*** Stored data ***

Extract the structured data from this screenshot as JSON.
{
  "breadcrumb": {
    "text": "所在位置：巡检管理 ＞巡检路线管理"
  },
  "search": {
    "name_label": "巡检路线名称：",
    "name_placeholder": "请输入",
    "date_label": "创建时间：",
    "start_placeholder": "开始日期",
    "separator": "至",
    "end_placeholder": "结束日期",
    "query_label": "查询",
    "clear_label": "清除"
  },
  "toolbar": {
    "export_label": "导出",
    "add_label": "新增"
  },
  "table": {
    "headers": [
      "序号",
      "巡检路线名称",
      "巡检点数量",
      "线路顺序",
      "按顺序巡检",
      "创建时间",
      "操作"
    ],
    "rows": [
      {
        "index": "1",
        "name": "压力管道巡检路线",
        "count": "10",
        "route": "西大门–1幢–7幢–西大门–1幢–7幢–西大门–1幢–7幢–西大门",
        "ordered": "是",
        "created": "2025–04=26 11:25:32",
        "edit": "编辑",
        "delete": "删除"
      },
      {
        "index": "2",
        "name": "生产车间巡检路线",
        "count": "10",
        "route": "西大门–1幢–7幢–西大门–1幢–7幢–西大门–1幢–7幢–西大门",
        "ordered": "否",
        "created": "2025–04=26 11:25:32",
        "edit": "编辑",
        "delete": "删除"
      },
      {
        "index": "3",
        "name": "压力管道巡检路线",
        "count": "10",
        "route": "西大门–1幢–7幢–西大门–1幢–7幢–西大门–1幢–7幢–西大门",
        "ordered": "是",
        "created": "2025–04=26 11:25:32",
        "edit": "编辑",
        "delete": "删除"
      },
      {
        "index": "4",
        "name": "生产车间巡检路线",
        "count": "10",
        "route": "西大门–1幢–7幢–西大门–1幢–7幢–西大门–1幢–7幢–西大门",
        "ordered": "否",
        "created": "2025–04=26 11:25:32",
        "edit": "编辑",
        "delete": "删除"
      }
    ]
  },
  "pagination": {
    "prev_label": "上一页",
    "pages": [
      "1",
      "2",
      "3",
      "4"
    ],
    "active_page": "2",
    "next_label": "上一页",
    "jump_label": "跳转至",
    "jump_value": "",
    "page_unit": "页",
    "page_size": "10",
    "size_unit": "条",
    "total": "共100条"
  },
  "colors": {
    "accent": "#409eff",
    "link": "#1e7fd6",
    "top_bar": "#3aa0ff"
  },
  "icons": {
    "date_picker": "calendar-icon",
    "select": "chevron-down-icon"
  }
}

***
*** Stored data ***

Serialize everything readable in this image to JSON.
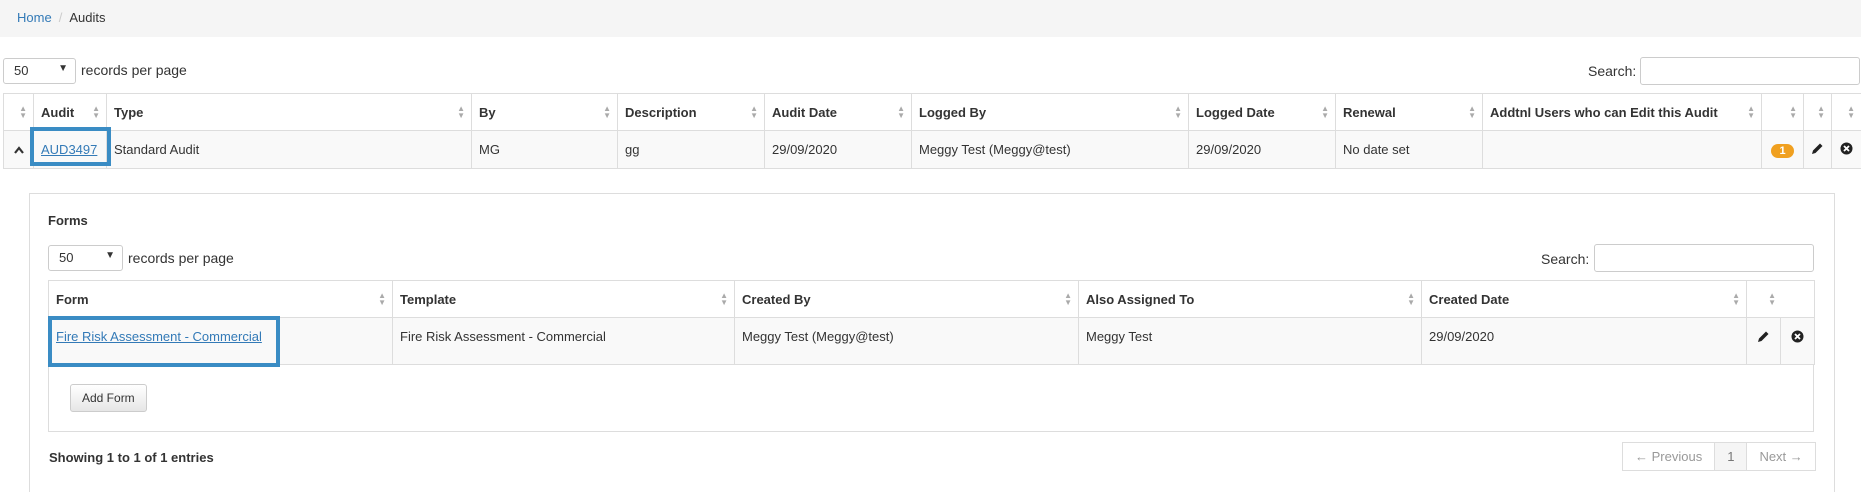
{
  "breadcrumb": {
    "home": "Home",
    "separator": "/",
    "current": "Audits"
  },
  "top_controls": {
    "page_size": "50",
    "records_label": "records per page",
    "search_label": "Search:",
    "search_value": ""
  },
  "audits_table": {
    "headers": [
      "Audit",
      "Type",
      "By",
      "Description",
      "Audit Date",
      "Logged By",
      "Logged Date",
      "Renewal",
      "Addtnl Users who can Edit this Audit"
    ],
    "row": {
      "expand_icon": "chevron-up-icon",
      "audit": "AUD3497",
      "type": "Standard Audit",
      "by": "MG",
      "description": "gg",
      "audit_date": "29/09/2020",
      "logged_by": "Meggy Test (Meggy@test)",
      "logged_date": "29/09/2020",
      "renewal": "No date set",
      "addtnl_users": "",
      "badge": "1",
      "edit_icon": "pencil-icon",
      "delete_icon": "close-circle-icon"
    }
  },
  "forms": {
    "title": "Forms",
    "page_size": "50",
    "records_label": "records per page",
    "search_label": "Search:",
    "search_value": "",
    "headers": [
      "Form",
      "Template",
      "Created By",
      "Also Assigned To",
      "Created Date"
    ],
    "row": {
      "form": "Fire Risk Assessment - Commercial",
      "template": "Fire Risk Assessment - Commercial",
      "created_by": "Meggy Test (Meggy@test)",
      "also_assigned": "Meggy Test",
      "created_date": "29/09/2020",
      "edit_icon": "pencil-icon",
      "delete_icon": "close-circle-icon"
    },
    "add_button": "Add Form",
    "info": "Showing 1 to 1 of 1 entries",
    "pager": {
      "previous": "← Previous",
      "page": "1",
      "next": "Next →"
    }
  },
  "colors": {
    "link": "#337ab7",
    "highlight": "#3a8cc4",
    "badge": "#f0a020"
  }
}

***

→ **Written request**
Extract every line above containing the word "Commercial".

→ **Written response**
      "form": "Fire Risk Assessment - Commercial",
      "template": "Fire Risk Assessment - Commercial",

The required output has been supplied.